— WHAT NEEDS TO BE DONE —
Only the number is wanted: count the lines in the data with "design" in them.
>>>
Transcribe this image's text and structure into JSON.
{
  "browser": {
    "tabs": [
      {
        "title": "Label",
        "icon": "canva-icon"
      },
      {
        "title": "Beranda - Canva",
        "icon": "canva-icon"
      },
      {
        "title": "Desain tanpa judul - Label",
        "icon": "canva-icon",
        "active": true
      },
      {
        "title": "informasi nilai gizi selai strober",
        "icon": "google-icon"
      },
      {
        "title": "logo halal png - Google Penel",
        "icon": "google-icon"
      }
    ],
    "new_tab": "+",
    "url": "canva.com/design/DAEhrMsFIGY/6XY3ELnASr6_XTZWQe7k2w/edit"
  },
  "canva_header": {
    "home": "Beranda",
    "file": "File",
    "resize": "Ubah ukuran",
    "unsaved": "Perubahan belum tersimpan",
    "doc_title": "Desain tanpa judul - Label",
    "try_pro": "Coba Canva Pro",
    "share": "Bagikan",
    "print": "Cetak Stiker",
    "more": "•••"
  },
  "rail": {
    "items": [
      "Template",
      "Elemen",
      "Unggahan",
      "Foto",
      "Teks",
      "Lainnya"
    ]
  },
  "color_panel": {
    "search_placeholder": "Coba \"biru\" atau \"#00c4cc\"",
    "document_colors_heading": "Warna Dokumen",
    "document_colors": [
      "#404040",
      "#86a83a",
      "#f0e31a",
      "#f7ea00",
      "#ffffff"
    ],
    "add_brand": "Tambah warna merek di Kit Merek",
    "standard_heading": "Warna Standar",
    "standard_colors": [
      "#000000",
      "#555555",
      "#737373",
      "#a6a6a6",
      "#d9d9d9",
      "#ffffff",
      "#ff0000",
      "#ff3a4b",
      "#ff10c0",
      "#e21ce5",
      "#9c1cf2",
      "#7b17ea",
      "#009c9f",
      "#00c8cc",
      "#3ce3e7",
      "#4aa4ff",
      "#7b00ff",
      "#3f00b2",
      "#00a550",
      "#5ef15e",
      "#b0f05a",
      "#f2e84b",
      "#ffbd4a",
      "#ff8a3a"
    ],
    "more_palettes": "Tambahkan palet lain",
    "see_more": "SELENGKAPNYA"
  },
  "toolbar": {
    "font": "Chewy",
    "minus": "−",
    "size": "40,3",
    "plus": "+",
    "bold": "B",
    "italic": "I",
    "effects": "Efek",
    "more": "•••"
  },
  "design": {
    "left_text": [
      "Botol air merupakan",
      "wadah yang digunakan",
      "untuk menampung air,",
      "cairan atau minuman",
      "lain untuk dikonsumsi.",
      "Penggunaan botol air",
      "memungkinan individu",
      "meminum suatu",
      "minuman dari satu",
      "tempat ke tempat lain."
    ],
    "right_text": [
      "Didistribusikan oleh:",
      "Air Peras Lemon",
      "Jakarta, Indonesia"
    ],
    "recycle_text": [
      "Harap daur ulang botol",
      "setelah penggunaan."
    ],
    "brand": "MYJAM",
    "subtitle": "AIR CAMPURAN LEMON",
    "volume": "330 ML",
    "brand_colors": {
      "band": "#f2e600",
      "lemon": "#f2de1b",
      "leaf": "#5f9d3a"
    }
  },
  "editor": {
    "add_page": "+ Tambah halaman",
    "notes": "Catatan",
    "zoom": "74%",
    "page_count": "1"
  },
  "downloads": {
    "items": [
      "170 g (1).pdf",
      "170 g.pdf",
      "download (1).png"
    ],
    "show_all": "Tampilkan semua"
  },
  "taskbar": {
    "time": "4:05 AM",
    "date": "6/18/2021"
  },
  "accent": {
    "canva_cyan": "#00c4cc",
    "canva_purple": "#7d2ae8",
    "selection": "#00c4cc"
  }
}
<<<
— COMPLETED EXERCISE —
2